▶ GOAL:
Return a copy of each line that holds the string "Assets".

(Source data)
>> start

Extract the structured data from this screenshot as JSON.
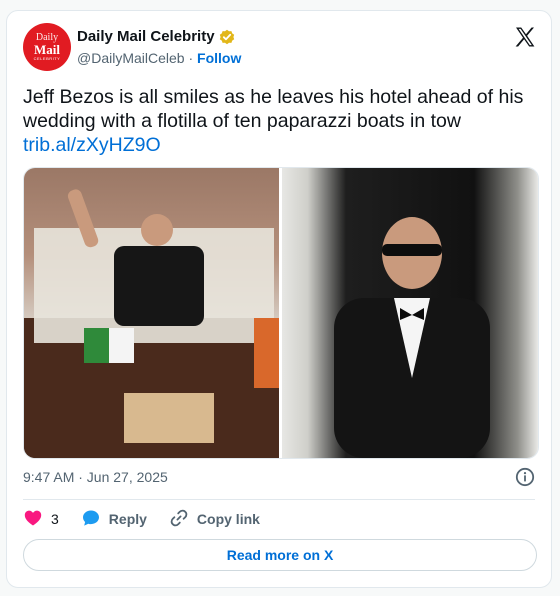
{
  "author": {
    "avatar_lines": [
      "Daily",
      "Mail",
      "CELEBRITY"
    ],
    "name": "Daily Mail Celebrity",
    "handle": "@DailyMailCeleb",
    "separator": "·",
    "follow_label": "Follow"
  },
  "post": {
    "text": "Jeff Bezos is all smiles as he leaves his hotel ahead of his wedding with a flotilla of ten paparazzi boats in tow",
    "link": "trib.al/zXyHZ9O",
    "time": "9:47 AM · Jun 27, 2025"
  },
  "actions": {
    "likes": "3",
    "reply_label": "Reply",
    "copy_label": "Copy link"
  },
  "read_more_label": "Read more on X",
  "colors": {
    "link": "#006fd6",
    "heart": "#f91880",
    "reply": "#1d9bf0",
    "brand": "#e11b22",
    "verified": "#e2b719"
  }
}
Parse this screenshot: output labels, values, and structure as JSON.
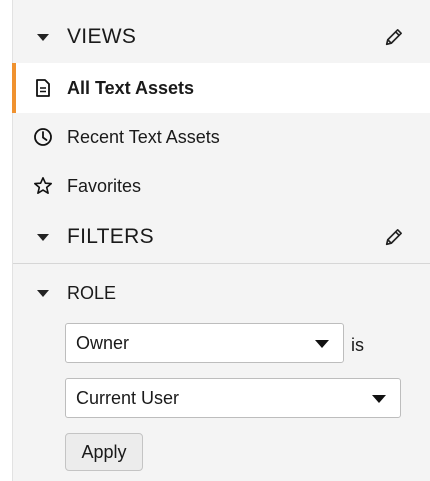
{
  "views": {
    "title": "VIEWS",
    "items": [
      {
        "label": "All Text Assets",
        "icon": "document-icon",
        "active": true
      },
      {
        "label": "Recent Text Assets",
        "icon": "clock-icon",
        "active": false
      },
      {
        "label": "Favorites",
        "icon": "star-icon",
        "active": false
      }
    ]
  },
  "filters": {
    "title": "FILTERS",
    "role": {
      "label": "ROLE",
      "field_value": "Owner",
      "operator": "is",
      "value": "Current User",
      "apply_label": "Apply"
    }
  },
  "colors": {
    "accent": "#f0922f",
    "panel_bg": "#f4f4f4",
    "active_bg": "#ffffff"
  }
}
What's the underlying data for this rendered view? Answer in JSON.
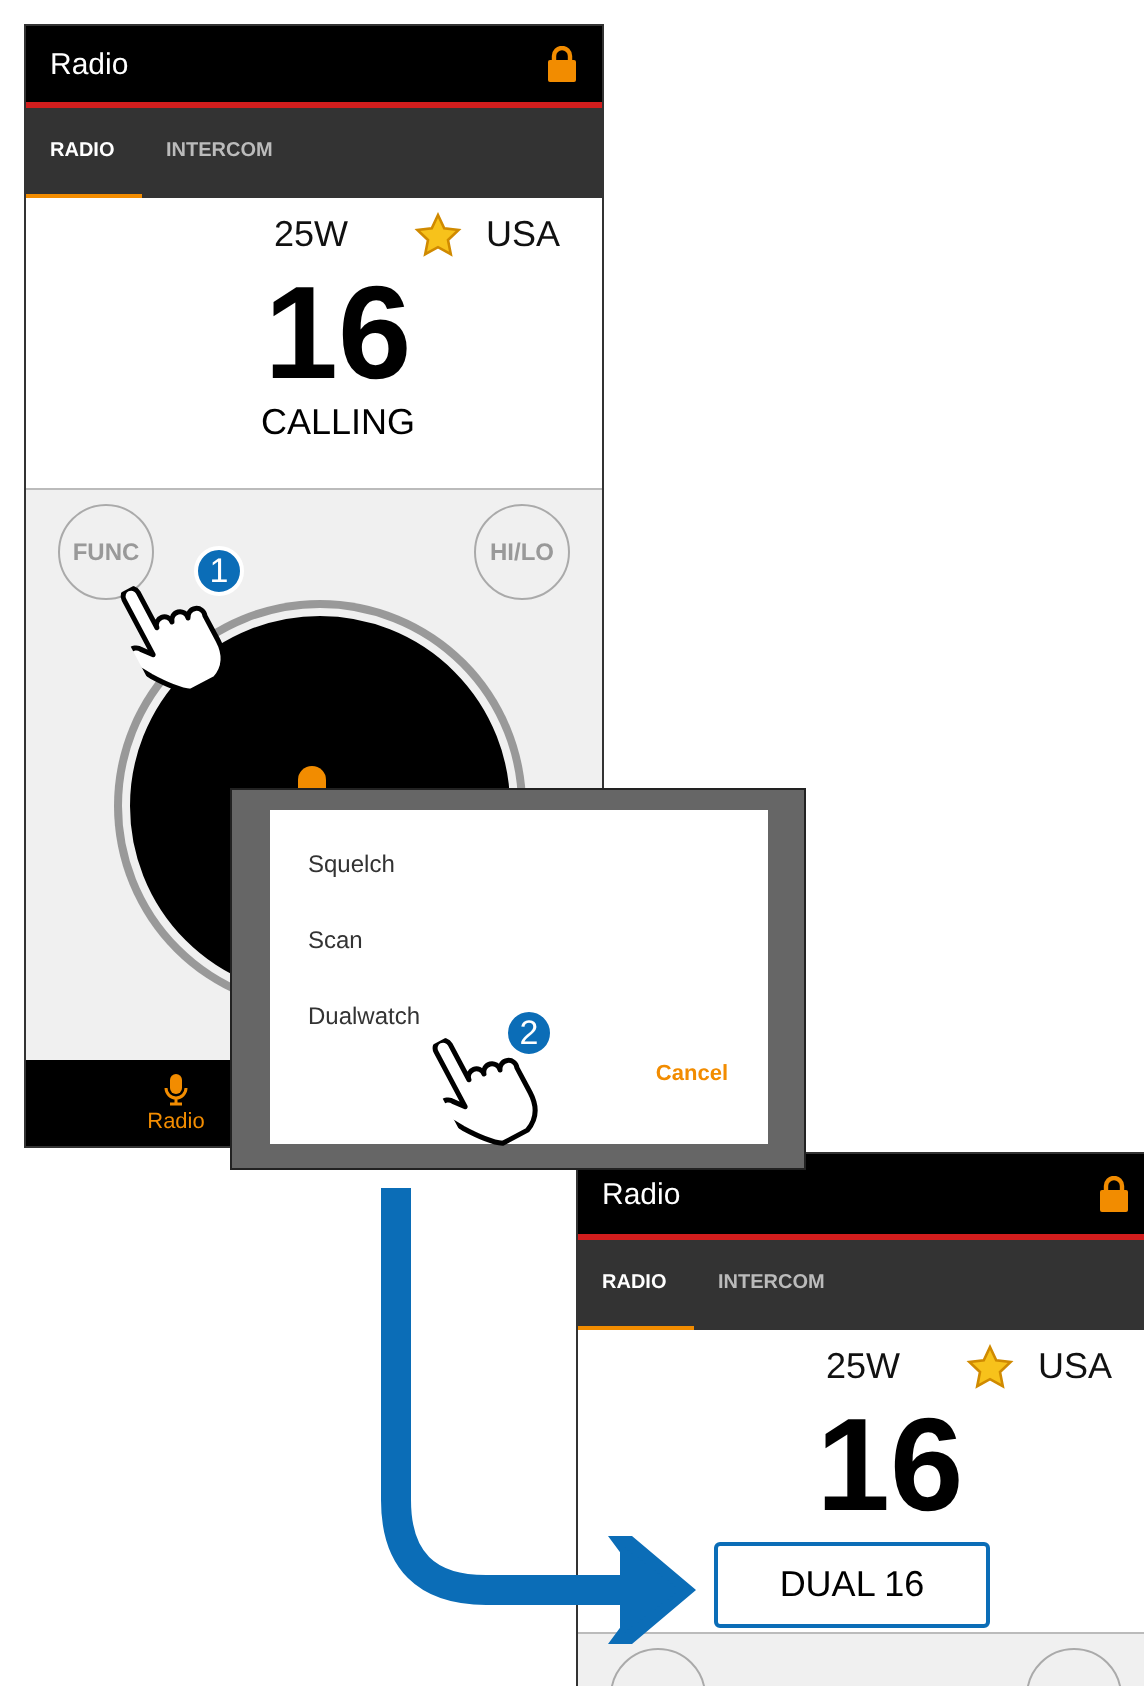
{
  "screen_before": {
    "title": "Radio",
    "locked": true,
    "tabs": [
      {
        "label": "RADIO",
        "selected": true
      },
      {
        "label": "INTERCOM",
        "selected": false
      }
    ],
    "power": "25W",
    "favorite": true,
    "region": "USA",
    "channel": "16",
    "status": {
      "text": "CALLING",
      "highlighted": false
    },
    "buttons": [
      "FUNC",
      "HI/LO"
    ],
    "nav": [
      {
        "label": "Radio",
        "selected": true
      }
    ]
  },
  "menu_dialog": {
    "items": [
      "Squelch",
      "Scan",
      "Dualwatch"
    ],
    "cancel": "Cancel"
  },
  "screen_after": {
    "title": "Radio",
    "locked": true,
    "tabs": [
      {
        "label": "RADIO",
        "selected": true
      },
      {
        "label": "INTERCOM",
        "selected": false
      }
    ],
    "power": "25W",
    "favorite": true,
    "region": "USA",
    "channel": "16",
    "status": {
      "text": "DUAL 16",
      "highlighted": true
    }
  },
  "steps": [
    {
      "badge": "1"
    },
    {
      "badge": "2"
    }
  ]
}
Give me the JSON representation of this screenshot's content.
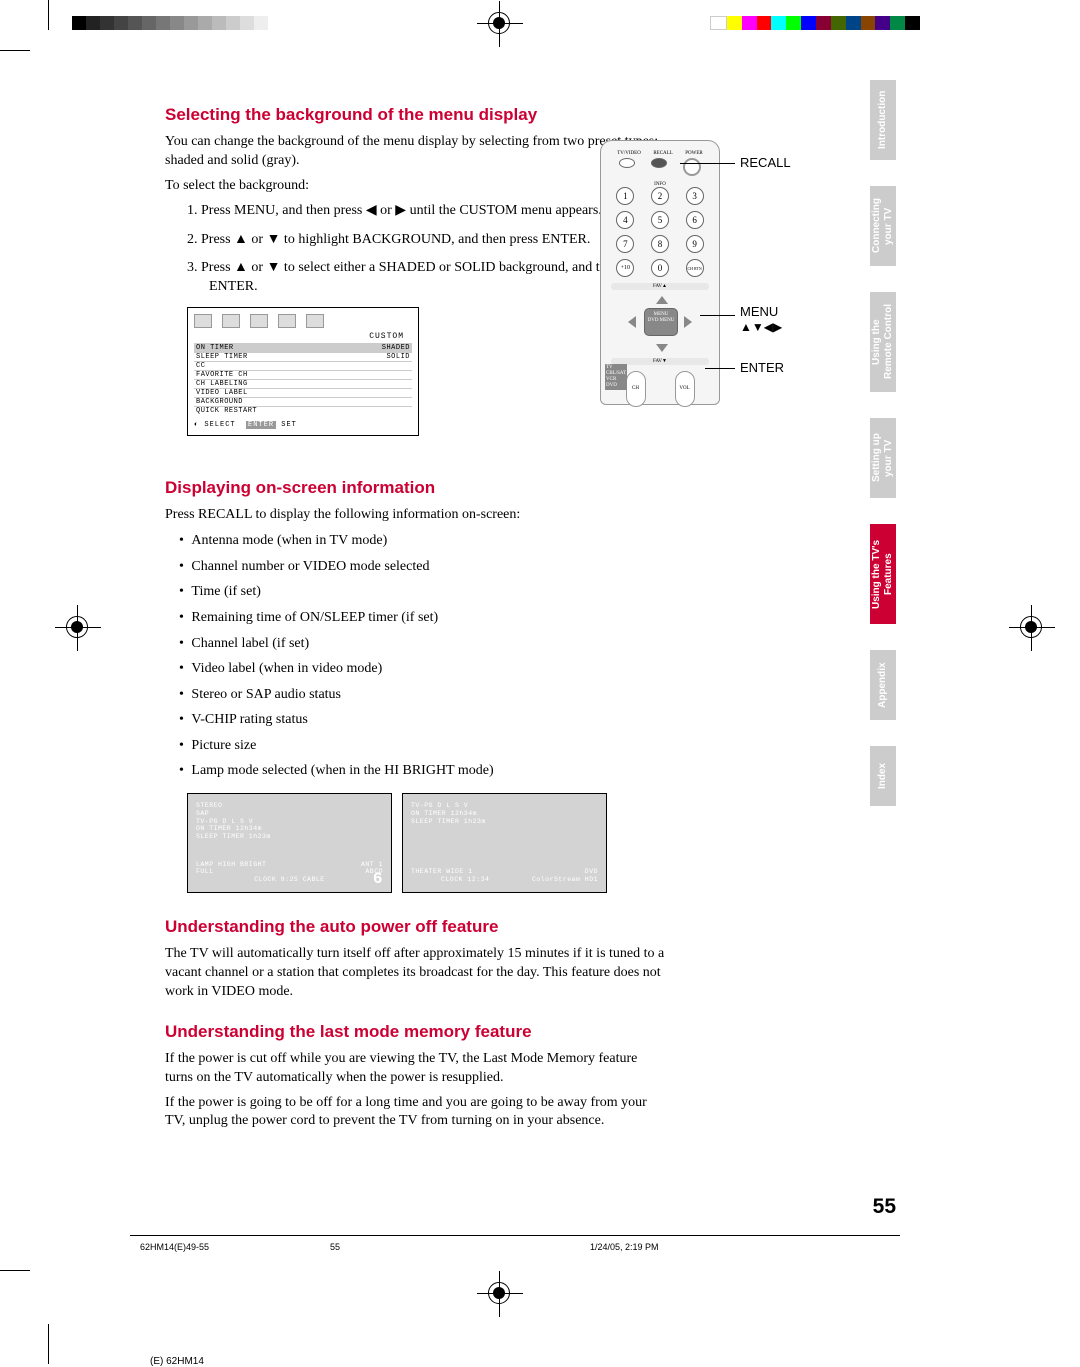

>> end

▶ FINISHED TASK:
        "label": "All Text Assets",
        "label": "Recent Text Assets",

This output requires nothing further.